Entries:
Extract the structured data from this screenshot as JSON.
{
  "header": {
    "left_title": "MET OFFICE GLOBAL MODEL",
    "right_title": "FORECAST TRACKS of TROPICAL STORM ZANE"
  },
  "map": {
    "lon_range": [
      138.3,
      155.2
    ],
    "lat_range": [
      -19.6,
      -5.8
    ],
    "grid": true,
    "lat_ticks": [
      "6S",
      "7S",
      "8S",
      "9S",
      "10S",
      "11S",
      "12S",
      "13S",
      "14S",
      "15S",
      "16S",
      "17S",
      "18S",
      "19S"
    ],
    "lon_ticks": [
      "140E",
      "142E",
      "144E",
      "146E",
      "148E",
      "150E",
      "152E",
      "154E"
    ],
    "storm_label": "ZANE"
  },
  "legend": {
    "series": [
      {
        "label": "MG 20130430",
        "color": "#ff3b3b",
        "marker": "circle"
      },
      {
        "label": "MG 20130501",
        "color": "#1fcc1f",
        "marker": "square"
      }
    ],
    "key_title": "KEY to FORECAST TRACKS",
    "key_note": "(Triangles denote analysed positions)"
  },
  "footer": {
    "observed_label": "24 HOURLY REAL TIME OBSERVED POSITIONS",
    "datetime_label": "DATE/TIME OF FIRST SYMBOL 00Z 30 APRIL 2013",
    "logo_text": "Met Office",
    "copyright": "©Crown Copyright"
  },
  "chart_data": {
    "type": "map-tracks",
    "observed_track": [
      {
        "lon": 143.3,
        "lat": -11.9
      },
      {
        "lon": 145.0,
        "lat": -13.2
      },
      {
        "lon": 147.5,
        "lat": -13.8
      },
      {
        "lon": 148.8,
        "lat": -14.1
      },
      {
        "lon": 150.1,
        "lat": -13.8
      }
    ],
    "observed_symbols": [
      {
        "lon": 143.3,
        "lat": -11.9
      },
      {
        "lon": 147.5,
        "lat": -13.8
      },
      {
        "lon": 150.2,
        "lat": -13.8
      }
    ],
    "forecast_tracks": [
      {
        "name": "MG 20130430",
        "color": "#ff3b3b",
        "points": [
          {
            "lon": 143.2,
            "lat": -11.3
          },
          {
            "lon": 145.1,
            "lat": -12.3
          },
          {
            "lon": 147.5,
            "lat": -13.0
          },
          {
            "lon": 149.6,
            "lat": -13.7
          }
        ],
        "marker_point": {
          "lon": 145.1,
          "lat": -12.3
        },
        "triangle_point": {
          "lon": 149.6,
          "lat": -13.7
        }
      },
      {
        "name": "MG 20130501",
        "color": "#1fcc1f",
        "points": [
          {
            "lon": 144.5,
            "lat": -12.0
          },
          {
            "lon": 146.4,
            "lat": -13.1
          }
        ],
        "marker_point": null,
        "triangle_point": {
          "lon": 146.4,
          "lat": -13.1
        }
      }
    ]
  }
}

Directions for this task:
Restate the listing in full, word for word.

Correct answer:
Extract the structured data from this screenshot as JSON.
{
  "header": {
    "left_title": "MET OFFICE GLOBAL MODEL",
    "right_title": "FORECAST TRACKS of TROPICAL STORM ZANE"
  },
  "map": {
    "lon_range": [
      138.3,
      155.2
    ],
    "lat_range": [
      -19.6,
      -5.8
    ],
    "grid": true,
    "lat_ticks": [
      "6S",
      "7S",
      "8S",
      "9S",
      "10S",
      "11S",
      "12S",
      "13S",
      "14S",
      "15S",
      "16S",
      "17S",
      "18S",
      "19S"
    ],
    "lon_ticks": [
      "140E",
      "142E",
      "144E",
      "146E",
      "148E",
      "150E",
      "152E",
      "154E"
    ],
    "storm_label": "ZANE"
  },
  "legend": {
    "series": [
      {
        "label": "MG 20130430",
        "color": "#ff3b3b",
        "marker": "circle"
      },
      {
        "label": "MG 20130501",
        "color": "#1fcc1f",
        "marker": "square"
      }
    ],
    "key_title": "KEY to FORECAST TRACKS",
    "key_note": "(Triangles denote analysed positions)"
  },
  "footer": {
    "observed_label": "24 HOURLY REAL TIME OBSERVED POSITIONS",
    "datetime_label": "DATE/TIME OF FIRST SYMBOL 00Z 30 APRIL 2013",
    "logo_text": "Met Office",
    "copyright": "©Crown Copyright"
  },
  "chart_data": {
    "type": "map-tracks",
    "observed_track": [
      {
        "lon": 143.3,
        "lat": -11.9
      },
      {
        "lon": 145.0,
        "lat": -13.2
      },
      {
        "lon": 147.5,
        "lat": -13.8
      },
      {
        "lon": 148.8,
        "lat": -14.1
      },
      {
        "lon": 150.1,
        "lat": -13.8
      }
    ],
    "observed_symbols": [
      {
        "lon": 143.3,
        "lat": -11.9
      },
      {
        "lon": 147.5,
        "lat": -13.8
      },
      {
        "lon": 150.2,
        "lat": -13.8
      }
    ],
    "forecast_tracks": [
      {
        "name": "MG 20130430",
        "color": "#ff3b3b",
        "points": [
          {
            "lon": 143.2,
            "lat": -11.3
          },
          {
            "lon": 145.1,
            "lat": -12.3
          },
          {
            "lon": 147.5,
            "lat": -13.0
          },
          {
            "lon": 149.6,
            "lat": -13.7
          }
        ],
        "marker_point": {
          "lon": 145.1,
          "lat": -12.3
        },
        "triangle_point": {
          "lon": 149.6,
          "lat": -13.7
        }
      },
      {
        "name": "MG 20130501",
        "color": "#1fcc1f",
        "points": [
          {
            "lon": 144.5,
            "lat": -12.0
          },
          {
            "lon": 146.4,
            "lat": -13.1
          }
        ],
        "marker_point": null,
        "triangle_point": {
          "lon": 146.4,
          "lat": -13.1
        }
      }
    ]
  }
}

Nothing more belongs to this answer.